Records
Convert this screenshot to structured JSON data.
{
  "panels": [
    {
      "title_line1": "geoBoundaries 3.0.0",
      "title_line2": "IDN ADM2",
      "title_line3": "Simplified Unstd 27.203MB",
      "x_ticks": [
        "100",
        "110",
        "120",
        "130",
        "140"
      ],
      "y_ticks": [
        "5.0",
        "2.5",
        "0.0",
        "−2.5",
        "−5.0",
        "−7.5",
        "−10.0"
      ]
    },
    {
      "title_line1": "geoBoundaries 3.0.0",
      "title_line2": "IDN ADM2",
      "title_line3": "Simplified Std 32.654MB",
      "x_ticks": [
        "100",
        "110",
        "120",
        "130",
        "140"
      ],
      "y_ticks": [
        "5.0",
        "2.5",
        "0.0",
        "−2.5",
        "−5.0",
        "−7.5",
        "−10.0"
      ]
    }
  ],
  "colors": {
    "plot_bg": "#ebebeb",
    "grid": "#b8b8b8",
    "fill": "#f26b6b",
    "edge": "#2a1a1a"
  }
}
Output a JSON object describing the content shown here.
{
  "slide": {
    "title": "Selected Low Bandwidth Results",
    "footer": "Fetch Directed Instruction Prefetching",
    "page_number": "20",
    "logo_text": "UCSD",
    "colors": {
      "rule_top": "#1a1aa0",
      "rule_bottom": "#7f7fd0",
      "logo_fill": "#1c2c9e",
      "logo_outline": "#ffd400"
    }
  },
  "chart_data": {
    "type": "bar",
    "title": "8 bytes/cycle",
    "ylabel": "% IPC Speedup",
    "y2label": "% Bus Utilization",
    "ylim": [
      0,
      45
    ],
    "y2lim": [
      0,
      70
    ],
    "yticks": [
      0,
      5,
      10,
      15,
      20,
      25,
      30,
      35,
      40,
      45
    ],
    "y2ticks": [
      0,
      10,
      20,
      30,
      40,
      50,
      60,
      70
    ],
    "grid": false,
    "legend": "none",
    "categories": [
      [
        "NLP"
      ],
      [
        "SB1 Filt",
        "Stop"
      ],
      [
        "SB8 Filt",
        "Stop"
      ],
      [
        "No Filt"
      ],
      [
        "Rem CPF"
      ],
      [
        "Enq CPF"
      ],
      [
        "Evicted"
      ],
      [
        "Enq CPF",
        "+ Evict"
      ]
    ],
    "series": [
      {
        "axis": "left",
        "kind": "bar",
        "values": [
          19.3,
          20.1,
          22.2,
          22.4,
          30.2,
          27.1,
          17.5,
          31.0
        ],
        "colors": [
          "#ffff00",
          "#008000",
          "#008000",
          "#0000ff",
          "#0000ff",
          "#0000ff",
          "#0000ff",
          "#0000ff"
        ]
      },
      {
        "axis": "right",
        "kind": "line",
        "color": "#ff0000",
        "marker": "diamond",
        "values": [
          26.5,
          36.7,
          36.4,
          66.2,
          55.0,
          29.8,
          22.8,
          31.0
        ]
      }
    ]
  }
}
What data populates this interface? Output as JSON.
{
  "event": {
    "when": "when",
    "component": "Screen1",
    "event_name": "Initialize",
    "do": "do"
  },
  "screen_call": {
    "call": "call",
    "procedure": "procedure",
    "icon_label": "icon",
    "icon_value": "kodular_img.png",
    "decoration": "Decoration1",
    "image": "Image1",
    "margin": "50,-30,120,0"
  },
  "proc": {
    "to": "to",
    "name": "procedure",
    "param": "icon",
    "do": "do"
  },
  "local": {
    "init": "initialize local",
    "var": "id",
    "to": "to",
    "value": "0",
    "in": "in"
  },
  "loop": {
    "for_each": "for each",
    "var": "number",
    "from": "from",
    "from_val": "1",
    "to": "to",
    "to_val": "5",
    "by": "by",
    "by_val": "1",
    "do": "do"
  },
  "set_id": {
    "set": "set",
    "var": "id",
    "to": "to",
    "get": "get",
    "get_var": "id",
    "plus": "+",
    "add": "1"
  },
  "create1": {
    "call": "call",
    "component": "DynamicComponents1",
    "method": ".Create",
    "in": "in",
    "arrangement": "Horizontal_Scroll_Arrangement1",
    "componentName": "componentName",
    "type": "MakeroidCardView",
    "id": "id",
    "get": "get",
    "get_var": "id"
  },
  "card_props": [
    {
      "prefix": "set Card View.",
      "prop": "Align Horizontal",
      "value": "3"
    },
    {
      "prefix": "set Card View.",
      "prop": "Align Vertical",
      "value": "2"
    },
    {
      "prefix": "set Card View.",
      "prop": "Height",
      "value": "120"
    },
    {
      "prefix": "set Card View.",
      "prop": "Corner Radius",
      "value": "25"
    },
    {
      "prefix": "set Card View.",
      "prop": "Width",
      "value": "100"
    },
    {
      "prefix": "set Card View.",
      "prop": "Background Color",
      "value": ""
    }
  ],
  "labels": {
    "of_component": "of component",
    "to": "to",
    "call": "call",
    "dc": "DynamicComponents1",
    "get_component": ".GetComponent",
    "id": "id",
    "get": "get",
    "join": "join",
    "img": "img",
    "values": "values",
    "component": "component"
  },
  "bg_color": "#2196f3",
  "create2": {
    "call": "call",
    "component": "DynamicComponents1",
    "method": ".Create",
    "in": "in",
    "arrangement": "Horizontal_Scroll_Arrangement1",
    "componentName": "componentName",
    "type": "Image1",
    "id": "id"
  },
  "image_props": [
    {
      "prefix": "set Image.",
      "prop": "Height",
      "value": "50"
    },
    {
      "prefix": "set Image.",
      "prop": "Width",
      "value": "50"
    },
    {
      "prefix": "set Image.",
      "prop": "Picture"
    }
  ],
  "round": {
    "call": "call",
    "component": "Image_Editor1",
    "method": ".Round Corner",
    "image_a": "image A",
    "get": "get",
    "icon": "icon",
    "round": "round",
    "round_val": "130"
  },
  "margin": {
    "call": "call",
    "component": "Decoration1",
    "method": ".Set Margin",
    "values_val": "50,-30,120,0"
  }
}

> _PROBLEM TO SOLVE_: Return each entry from above without altering a single character.

> _WORKED ANSWER_:
Convert this screenshot to structured JSON data.
{
  "panels": [
    {
      "title_line1": "geoBoundaries 3.0.0",
      "title_line2": "IDN ADM2",
      "title_line3": "Simplified Unstd 27.203MB",
      "x_ticks": [
        "100",
        "110",
        "120",
        "130",
        "140"
      ],
      "y_ticks": [
        "5.0",
        "2.5",
        "0.0",
        "−2.5",
        "−5.0",
        "−7.5",
        "−10.0"
      ]
    },
    {
      "title_line1": "geoBoundaries 3.0.0",
      "title_line2": "IDN ADM2",
      "title_line3": "Simplified Std 32.654MB",
      "x_ticks": [
        "100",
        "110",
        "120",
        "130",
        "140"
      ],
      "y_ticks": [
        "5.0",
        "2.5",
        "0.0",
        "−2.5",
        "−5.0",
        "−7.5",
        "−10.0"
      ]
    }
  ],
  "colors": {
    "plot_bg": "#ebebeb",
    "grid": "#b8b8b8",
    "fill": "#f26b6b",
    "edge": "#2a1a1a"
  }
}
Output a JSON object describing the content shown here.
{
  "slide": {
    "title": "Selected Low Bandwidth Results",
    "footer": "Fetch Directed Instruction Prefetching",
    "page_number": "20",
    "logo_text": "UCSD",
    "colors": {
      "rule_top": "#1a1aa0",
      "rule_bottom": "#7f7fd0",
      "logo_fill": "#1c2c9e",
      "logo_outline": "#ffd400"
    }
  },
  "chart_data": {
    "type": "bar",
    "title": "8 bytes/cycle",
    "ylabel": "% IPC Speedup",
    "y2label": "% Bus Utilization",
    "ylim": [
      0,
      45
    ],
    "y2lim": [
      0,
      70
    ],
    "yticks": [
      0,
      5,
      10,
      15,
      20,
      25,
      30,
      35,
      40,
      45
    ],
    "y2ticks": [
      0,
      10,
      20,
      30,
      40,
      50,
      60,
      70
    ],
    "grid": false,
    "legend": "none",
    "categories": [
      [
        "NLP"
      ],
      [
        "SB1 Filt",
        "Stop"
      ],
      [
        "SB8 Filt",
        "Stop"
      ],
      [
        "No Filt"
      ],
      [
        "Rem CPF"
      ],
      [
        "Enq CPF"
      ],
      [
        "Evicted"
      ],
      [
        "Enq CPF",
        "+ Evict"
      ]
    ],
    "series": [
      {
        "axis": "left",
        "kind": "bar",
        "values": [
          19.3,
          20.1,
          22.2,
          22.4,
          30.2,
          27.1,
          17.5,
          31.0
        ],
        "colors": [
          "#ffff00",
          "#008000",
          "#008000",
          "#0000ff",
          "#0000ff",
          "#0000ff",
          "#0000ff",
          "#0000ff"
        ]
      },
      {
        "axis": "right",
        "kind": "line",
        "color": "#ff0000",
        "marker": "diamond",
        "values": [
          26.5,
          36.7,
          36.4,
          66.2,
          55.0,
          29.8,
          22.8,
          31.0
        ]
      }
    ]
  }
}
What data populates this interface? Output as JSON.
{
  "event": {
    "when": "when",
    "component": "Screen1",
    "event_name": "Initialize",
    "do": "do"
  },
  "screen_call": {
    "call": "call",
    "procedure": "procedure",
    "icon_label": "icon",
    "icon_value": "kodular_img.png",
    "decoration": "Decoration1",
    "image": "Image1",
    "margin": "50,-30,120,0"
  },
  "proc": {
    "to": "to",
    "name": "procedure",
    "param": "icon",
    "do": "do"
  },
  "local": {
    "init": "initialize local",
    "var": "id",
    "to": "to",
    "value": "0",
    "in": "in"
  },
  "loop": {
    "for_each": "for each",
    "var": "number",
    "from": "from",
    "from_val": "1",
    "to": "to",
    "to_val": "5",
    "by": "by",
    "by_val": "1",
    "do": "do"
  },
  "set_id": {
    "set": "set",
    "var": "id",
    "to": "to",
    "get": "get",
    "get_var": "id",
    "plus": "+",
    "add": "1"
  },
  "create1": {
    "call": "call",
    "component": "DynamicComponents1",
    "method": ".Create",
    "in": "in",
    "arrangement": "Horizontal_Scroll_Arrangement1",
    "componentName": "componentName",
    "type": "MakeroidCardView",
    "id": "id",
    "get": "get",
    "get_var": "id"
  },
  "card_props": [
    {
      "prefix": "set Card View.",
      "prop": "Align Horizontal",
      "value": "3"
    },
    {
      "prefix": "set Card View.",
      "prop": "Align Vertical",
      "value": "2"
    },
    {
      "prefix": "set Card View.",
      "prop": "Height",
      "value": "120"
    },
    {
      "prefix": "set Card View.",
      "prop": "Corner Radius",
      "value": "25"
    },
    {
      "prefix": "set Card View.",
      "prop": "Width",
      "value": "100"
    },
    {
      "prefix": "set Card View.",
      "prop": "Background Color",
      "value": ""
    }
  ],
  "labels": {
    "of_component": "of component",
    "to": "to",
    "call": "call",
    "dc": "DynamicComponents1",
    "get_component": ".GetComponent",
    "id": "id",
    "get": "get",
    "join": "join",
    "img": "img",
    "values": "values",
    "component": "component"
  },
  "bg_color": "#2196f3",
  "create2": {
    "call": "call",
    "component": "DynamicComponents1",
    "method": ".Create",
    "in": "in",
    "arrangement": "Horizontal_Scroll_Arrangement1",
    "componentName": "componentName",
    "type": "Image1",
    "id": "id"
  },
  "image_props": [
    {
      "prefix": "set Image.",
      "prop": "Height",
      "value": "50"
    },
    {
      "prefix": "set Image.",
      "prop": "Width",
      "value": "50"
    },
    {
      "prefix": "set Image.",
      "prop": "Picture"
    }
  ],
  "round": {
    "call": "call",
    "component": "Image_Editor1",
    "method": ".Round Corner",
    "image_a": "image A",
    "get": "get",
    "icon": "icon",
    "round": "round",
    "round_val": "130"
  },
  "margin": {
    "call": "call",
    "component": "Decoration1",
    "method": ".Set Margin",
    "values_val": "50,-30,120,0"
  }
}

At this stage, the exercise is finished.